*What the task asks*. Which lines hold the word "with"? Copy each one.

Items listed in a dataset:
━━━

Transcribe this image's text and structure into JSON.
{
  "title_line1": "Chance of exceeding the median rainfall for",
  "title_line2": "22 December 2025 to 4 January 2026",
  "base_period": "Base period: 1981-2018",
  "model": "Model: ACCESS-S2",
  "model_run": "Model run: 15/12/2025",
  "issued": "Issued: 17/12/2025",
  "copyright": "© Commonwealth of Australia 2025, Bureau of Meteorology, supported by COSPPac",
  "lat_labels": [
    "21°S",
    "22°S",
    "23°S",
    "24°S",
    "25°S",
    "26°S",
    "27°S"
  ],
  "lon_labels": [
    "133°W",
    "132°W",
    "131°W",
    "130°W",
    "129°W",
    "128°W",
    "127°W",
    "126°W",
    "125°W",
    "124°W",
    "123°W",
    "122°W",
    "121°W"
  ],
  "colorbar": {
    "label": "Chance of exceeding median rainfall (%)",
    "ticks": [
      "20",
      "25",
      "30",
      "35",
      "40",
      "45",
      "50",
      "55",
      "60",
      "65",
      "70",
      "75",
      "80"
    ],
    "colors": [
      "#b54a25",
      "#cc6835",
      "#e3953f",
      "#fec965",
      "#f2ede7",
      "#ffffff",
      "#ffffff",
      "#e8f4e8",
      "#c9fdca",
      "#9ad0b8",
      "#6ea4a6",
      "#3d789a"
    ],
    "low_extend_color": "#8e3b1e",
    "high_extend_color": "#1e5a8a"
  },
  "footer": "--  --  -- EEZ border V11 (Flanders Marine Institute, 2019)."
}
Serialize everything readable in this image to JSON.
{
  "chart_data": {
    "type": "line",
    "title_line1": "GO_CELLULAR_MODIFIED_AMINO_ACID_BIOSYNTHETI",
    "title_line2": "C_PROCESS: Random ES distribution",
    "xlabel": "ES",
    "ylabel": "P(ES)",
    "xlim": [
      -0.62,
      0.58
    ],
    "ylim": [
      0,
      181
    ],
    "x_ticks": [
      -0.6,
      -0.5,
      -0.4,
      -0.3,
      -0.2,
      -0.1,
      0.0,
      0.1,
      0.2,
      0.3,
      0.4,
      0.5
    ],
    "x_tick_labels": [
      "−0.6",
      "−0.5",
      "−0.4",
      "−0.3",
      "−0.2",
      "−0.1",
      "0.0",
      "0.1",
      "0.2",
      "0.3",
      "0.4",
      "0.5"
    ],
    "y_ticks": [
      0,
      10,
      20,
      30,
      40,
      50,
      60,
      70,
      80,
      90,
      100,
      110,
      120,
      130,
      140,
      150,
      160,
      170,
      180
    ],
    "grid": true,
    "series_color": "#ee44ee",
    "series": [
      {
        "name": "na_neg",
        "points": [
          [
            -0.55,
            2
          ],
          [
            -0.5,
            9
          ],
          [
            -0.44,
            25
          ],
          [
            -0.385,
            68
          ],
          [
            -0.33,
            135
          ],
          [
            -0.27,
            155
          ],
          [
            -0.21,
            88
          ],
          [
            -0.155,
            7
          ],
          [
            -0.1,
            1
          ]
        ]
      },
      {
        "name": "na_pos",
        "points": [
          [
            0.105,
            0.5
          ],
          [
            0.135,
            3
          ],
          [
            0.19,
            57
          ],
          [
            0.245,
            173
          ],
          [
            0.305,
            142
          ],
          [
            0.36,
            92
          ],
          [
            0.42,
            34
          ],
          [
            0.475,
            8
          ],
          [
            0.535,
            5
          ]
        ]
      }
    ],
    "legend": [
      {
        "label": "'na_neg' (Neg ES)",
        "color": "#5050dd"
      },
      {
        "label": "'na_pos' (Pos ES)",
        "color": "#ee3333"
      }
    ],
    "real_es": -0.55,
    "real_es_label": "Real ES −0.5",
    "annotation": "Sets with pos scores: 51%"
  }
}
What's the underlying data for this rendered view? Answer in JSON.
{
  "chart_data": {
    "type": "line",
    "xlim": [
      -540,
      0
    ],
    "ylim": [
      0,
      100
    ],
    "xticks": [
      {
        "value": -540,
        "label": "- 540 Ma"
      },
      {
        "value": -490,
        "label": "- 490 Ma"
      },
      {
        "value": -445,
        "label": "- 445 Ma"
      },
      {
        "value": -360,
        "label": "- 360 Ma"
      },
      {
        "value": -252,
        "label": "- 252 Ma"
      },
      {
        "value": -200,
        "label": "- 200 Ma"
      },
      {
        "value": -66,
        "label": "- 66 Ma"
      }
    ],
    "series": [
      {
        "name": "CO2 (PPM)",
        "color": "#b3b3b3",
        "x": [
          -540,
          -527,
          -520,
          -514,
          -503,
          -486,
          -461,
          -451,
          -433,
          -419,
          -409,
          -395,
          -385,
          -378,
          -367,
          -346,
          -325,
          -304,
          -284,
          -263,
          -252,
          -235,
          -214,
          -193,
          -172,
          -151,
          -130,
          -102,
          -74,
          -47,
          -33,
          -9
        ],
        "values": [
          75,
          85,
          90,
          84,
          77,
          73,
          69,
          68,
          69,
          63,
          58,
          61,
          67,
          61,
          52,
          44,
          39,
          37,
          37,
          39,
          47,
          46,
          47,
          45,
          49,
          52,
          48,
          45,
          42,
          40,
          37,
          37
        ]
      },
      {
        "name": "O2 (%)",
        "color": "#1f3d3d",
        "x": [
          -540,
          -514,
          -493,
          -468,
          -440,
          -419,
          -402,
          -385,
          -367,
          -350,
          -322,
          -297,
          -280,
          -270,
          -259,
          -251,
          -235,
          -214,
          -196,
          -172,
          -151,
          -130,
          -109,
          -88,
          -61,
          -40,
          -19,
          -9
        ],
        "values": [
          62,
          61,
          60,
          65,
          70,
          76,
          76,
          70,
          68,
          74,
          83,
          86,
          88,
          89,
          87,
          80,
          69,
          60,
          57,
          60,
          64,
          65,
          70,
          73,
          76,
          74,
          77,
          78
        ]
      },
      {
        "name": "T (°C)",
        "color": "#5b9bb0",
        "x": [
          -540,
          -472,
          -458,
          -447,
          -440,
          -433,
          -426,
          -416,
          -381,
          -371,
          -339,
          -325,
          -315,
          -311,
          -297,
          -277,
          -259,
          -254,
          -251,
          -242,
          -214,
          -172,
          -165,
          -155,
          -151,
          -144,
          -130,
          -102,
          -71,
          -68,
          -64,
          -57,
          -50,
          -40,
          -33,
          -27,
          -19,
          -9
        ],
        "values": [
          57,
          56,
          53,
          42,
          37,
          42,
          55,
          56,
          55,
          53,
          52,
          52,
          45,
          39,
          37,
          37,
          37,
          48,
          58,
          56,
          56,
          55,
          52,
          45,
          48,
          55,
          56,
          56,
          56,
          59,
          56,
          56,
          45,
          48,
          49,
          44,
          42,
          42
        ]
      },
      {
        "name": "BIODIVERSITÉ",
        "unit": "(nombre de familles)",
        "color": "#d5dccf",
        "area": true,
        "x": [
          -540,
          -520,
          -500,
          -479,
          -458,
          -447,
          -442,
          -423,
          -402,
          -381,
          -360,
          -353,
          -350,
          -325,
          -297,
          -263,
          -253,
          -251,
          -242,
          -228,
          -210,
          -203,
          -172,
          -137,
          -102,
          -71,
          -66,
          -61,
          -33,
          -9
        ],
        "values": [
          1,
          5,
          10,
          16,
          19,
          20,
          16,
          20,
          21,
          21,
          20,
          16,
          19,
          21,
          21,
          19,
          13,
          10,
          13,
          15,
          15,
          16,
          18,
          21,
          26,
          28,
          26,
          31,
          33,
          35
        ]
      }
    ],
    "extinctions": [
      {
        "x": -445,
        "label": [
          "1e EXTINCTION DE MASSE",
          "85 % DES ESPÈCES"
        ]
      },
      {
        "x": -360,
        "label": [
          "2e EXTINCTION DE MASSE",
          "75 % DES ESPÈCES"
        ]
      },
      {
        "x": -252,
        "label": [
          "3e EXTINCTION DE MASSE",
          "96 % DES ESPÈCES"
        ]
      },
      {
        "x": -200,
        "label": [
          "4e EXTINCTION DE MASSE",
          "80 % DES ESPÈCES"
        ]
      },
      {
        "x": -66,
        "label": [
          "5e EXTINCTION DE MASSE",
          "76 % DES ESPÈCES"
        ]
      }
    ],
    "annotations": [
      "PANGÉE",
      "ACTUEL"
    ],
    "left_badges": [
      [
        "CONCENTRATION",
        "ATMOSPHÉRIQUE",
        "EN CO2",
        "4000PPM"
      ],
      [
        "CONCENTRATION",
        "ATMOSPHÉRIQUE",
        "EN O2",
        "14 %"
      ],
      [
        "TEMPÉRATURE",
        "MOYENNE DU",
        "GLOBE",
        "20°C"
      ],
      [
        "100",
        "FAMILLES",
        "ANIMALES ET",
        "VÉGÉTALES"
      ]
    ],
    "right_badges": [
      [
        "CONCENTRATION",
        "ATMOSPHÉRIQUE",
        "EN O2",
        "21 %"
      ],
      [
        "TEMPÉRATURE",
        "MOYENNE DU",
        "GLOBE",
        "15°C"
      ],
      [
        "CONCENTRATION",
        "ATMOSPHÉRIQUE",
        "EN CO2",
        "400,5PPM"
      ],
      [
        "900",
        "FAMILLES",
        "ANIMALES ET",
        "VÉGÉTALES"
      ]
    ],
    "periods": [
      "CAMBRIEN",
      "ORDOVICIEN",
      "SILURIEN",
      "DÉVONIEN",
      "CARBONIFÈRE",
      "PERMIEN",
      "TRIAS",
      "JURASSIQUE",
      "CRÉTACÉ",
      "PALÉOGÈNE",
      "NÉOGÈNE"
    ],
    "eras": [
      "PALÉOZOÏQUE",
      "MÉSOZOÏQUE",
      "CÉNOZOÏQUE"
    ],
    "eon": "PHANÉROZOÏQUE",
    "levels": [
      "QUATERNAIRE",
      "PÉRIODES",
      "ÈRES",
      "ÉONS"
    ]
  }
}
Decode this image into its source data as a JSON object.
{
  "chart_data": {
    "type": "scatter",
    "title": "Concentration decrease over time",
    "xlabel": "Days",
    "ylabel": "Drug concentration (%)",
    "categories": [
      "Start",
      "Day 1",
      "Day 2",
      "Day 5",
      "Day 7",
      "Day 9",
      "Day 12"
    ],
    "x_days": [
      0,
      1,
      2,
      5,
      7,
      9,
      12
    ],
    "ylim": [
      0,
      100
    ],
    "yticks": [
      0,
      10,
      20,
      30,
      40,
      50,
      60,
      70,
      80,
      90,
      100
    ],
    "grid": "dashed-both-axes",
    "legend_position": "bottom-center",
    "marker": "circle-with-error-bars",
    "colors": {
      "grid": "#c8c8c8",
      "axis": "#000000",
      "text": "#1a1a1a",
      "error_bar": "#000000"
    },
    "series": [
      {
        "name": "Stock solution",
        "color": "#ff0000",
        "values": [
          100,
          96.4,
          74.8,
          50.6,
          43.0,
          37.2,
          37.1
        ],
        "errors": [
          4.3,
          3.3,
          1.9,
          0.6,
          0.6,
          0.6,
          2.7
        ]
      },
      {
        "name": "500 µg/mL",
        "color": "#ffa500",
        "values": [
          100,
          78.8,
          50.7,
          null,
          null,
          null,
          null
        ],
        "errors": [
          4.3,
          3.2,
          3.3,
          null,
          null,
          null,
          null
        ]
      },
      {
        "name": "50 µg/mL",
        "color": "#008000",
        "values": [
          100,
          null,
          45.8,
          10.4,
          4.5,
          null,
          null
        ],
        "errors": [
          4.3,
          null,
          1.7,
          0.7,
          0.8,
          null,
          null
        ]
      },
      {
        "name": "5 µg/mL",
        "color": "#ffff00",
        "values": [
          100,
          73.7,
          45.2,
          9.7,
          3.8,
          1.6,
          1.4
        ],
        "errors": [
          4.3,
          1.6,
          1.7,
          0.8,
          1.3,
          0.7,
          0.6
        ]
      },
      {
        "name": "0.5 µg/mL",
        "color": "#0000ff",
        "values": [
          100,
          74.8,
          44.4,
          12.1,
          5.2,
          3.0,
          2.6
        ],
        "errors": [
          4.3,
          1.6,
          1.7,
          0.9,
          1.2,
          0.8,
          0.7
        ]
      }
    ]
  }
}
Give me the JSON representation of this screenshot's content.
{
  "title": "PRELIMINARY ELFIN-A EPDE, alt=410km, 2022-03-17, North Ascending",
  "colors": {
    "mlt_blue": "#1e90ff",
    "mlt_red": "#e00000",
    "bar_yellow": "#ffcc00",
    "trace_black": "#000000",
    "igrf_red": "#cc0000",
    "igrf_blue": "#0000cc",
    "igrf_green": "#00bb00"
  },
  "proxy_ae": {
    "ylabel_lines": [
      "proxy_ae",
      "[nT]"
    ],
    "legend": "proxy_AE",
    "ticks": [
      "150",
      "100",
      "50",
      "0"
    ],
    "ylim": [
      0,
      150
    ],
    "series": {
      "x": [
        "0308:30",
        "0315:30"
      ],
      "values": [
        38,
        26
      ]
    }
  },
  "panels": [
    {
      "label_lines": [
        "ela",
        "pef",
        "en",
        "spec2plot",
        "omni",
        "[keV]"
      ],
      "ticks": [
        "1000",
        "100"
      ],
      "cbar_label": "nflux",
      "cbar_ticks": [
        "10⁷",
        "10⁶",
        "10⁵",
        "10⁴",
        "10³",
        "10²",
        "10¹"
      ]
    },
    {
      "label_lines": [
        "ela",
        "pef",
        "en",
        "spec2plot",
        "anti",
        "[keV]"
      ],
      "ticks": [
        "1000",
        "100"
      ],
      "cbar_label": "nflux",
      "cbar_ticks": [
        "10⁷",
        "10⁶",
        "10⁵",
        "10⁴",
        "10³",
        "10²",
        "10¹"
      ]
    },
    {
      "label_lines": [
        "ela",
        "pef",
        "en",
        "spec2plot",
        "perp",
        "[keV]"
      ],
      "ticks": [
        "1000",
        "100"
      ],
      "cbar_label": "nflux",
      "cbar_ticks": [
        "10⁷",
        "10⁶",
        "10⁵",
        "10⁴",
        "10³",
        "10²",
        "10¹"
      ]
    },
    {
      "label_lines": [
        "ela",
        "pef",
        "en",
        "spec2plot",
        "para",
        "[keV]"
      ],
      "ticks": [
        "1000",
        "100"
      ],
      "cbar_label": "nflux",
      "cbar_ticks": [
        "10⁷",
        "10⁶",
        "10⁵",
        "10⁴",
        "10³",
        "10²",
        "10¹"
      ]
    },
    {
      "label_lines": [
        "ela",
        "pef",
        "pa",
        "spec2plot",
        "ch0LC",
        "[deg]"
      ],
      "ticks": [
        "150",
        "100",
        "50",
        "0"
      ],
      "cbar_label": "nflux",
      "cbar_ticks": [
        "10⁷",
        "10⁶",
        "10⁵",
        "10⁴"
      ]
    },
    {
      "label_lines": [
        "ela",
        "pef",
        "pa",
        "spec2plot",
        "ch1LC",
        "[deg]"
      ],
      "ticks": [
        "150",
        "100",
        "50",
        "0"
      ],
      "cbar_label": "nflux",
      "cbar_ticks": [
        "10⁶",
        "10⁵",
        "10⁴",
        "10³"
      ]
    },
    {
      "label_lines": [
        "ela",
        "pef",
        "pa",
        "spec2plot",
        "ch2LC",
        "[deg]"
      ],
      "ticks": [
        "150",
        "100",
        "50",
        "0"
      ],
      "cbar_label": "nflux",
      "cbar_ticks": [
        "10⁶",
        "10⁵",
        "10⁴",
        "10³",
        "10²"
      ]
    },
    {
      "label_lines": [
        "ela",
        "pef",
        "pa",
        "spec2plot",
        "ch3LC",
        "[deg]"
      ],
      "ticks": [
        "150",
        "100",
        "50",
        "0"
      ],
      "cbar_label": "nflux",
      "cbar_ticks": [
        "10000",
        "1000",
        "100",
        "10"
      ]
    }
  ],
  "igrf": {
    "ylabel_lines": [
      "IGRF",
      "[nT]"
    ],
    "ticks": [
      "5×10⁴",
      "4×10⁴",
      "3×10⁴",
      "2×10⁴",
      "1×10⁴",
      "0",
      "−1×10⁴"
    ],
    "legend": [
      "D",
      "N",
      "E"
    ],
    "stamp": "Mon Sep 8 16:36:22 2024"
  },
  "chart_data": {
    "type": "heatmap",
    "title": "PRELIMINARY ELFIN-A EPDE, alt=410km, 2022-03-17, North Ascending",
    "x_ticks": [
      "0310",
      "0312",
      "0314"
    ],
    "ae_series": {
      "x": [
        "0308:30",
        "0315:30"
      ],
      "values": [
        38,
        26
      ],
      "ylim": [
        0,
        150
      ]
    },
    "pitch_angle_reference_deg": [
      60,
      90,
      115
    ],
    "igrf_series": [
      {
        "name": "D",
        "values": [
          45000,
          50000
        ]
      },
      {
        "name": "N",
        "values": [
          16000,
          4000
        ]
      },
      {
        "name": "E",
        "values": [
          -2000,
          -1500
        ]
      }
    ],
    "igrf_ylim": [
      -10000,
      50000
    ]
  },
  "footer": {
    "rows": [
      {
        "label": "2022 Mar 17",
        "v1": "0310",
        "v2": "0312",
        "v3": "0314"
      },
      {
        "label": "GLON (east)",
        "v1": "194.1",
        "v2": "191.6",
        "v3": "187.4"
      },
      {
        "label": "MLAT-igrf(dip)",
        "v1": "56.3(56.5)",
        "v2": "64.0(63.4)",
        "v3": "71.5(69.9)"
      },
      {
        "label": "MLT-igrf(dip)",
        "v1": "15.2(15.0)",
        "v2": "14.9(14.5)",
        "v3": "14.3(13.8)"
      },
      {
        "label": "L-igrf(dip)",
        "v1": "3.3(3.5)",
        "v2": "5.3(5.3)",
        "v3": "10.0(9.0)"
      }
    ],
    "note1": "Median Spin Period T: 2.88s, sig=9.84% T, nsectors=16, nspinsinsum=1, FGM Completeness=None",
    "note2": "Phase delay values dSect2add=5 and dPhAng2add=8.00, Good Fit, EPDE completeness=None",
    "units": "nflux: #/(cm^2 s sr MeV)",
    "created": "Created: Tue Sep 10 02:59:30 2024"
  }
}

━━━

*Result*.
    "annotation": "Sets with pos scores: 51%"
    "marker": "circle-with-error-bars",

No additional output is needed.